[Records from a dataset]
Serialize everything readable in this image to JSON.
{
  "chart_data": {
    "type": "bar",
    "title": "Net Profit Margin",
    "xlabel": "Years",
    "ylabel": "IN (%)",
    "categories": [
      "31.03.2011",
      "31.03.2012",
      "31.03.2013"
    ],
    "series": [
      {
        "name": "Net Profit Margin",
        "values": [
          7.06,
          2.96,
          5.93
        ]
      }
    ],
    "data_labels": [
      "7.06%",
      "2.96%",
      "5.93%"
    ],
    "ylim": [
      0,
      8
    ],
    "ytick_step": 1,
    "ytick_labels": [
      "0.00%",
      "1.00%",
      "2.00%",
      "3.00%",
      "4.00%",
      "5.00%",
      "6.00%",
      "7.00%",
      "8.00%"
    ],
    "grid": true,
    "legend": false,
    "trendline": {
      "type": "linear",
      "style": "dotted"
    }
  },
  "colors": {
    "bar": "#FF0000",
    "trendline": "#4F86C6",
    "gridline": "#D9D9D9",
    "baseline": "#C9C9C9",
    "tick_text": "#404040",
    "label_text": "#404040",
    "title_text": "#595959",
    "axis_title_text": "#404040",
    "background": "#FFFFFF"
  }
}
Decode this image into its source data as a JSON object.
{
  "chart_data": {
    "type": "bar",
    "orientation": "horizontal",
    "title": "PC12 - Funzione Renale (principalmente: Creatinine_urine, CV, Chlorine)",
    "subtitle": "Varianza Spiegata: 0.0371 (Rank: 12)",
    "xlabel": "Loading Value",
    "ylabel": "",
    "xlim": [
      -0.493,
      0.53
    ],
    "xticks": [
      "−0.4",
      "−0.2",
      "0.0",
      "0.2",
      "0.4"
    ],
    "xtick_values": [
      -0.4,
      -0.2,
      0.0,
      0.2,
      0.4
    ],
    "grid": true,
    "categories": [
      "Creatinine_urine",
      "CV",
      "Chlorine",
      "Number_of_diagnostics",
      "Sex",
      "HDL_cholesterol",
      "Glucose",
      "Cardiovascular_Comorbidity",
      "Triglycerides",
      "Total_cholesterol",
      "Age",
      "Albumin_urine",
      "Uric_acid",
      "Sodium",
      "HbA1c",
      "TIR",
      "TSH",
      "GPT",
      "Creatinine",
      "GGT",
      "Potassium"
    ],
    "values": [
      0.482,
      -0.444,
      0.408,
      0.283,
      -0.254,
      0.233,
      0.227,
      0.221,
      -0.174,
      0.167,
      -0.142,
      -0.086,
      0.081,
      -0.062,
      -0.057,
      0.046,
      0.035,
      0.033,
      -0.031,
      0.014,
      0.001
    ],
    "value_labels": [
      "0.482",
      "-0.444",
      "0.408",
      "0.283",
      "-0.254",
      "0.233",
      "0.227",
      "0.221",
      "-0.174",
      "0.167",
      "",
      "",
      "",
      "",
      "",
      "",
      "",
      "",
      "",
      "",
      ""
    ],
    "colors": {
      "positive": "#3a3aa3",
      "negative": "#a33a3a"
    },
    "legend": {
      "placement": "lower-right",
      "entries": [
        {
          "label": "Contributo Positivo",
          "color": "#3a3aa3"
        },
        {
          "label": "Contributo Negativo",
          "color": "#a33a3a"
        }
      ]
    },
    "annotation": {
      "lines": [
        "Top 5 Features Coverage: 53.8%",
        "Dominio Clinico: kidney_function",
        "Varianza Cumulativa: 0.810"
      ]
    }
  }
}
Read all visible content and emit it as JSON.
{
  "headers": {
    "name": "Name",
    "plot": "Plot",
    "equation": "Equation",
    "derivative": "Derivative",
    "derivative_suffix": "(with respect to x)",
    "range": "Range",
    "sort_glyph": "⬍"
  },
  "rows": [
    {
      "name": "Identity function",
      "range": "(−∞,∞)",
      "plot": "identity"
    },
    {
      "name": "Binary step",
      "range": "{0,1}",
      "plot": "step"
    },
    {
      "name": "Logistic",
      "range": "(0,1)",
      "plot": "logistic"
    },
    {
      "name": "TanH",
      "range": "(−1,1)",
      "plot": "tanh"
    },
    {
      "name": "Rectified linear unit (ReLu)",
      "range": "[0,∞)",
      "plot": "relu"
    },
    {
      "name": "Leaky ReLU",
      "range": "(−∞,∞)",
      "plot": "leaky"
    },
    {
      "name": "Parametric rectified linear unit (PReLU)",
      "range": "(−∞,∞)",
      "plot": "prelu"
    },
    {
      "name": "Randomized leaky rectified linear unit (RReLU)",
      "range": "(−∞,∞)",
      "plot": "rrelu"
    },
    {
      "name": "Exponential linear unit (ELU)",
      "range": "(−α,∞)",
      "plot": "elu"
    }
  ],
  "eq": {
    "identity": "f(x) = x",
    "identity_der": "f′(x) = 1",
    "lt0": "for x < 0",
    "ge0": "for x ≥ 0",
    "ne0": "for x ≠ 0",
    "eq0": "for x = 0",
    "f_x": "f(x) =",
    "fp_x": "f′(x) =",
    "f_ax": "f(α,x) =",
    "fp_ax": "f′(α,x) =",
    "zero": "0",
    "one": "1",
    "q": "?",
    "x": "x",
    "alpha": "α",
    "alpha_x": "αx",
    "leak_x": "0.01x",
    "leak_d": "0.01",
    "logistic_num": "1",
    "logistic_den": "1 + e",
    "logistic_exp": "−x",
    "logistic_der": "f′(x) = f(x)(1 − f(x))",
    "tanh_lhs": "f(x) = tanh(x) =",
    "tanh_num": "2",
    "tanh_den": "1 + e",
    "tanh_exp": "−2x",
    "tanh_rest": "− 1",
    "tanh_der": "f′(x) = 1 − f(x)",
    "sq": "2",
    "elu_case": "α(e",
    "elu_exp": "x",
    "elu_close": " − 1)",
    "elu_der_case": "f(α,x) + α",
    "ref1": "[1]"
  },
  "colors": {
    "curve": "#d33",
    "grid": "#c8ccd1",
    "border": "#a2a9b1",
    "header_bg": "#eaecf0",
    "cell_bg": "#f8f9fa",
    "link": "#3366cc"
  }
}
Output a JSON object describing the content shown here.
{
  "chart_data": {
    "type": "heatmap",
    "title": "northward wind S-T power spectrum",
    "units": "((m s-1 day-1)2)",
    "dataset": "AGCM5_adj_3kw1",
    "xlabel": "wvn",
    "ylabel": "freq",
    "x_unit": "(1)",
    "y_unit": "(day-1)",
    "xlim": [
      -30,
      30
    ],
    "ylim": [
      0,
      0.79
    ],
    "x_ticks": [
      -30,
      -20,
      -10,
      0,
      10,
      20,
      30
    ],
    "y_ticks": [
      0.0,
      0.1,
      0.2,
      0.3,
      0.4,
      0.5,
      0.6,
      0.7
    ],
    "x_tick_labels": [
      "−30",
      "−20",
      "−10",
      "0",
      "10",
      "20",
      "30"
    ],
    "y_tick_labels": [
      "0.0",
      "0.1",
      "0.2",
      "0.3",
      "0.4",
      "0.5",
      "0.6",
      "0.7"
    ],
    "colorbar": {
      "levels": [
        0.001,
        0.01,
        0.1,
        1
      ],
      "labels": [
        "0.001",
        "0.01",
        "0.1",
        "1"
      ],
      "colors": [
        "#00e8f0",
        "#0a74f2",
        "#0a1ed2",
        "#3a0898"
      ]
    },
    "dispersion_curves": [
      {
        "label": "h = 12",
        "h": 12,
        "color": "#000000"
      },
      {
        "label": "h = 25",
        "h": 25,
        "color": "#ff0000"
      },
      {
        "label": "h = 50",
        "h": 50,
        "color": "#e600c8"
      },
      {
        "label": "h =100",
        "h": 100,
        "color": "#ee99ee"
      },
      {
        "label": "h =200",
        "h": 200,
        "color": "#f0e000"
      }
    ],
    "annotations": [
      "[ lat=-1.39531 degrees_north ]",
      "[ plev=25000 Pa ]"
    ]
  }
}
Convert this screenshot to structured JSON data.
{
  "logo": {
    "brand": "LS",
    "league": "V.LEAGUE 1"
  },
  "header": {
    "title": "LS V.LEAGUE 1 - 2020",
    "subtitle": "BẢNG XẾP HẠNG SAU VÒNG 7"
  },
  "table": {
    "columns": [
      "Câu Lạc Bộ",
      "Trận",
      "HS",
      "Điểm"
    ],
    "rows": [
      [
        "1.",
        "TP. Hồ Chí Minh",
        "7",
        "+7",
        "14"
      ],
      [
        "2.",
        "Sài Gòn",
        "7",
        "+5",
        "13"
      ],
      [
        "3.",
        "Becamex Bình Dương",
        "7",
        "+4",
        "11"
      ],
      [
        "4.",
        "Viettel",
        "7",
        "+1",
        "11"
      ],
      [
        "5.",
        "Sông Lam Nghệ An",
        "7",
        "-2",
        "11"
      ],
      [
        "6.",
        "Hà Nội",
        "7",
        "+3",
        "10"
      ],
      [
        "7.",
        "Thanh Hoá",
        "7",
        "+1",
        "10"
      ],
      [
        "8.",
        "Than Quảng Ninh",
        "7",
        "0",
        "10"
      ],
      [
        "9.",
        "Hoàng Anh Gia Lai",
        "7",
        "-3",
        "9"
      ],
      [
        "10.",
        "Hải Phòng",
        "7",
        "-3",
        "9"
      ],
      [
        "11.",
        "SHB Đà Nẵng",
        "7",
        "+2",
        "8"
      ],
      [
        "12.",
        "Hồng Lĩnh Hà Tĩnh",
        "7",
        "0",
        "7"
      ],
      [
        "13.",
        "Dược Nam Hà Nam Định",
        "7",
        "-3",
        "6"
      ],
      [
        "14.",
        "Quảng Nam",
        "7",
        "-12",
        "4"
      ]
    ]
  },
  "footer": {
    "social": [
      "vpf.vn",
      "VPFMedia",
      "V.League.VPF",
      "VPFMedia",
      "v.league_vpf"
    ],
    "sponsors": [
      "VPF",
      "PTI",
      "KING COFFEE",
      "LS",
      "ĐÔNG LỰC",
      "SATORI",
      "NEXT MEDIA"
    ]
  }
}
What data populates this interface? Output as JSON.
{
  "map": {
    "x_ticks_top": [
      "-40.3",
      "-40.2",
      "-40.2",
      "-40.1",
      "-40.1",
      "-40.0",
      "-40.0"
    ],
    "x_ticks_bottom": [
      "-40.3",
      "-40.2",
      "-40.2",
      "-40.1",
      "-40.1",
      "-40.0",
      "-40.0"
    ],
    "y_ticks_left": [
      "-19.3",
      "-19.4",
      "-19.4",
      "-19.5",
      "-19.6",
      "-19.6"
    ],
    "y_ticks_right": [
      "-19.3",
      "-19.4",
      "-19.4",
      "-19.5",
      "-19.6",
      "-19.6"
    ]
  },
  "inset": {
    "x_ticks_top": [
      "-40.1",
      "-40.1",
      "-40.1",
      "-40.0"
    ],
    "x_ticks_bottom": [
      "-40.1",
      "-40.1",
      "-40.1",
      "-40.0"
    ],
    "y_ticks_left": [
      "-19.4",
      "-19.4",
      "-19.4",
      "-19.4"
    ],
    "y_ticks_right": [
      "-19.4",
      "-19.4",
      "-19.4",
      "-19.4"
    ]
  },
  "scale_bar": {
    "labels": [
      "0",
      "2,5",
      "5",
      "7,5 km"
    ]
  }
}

Work to complete:
Copy out every line of the material above that mentions the word "Output".

Answer to this task:
Output a JSON object describing the content shown here.
What data populates this interface? Output as JSON.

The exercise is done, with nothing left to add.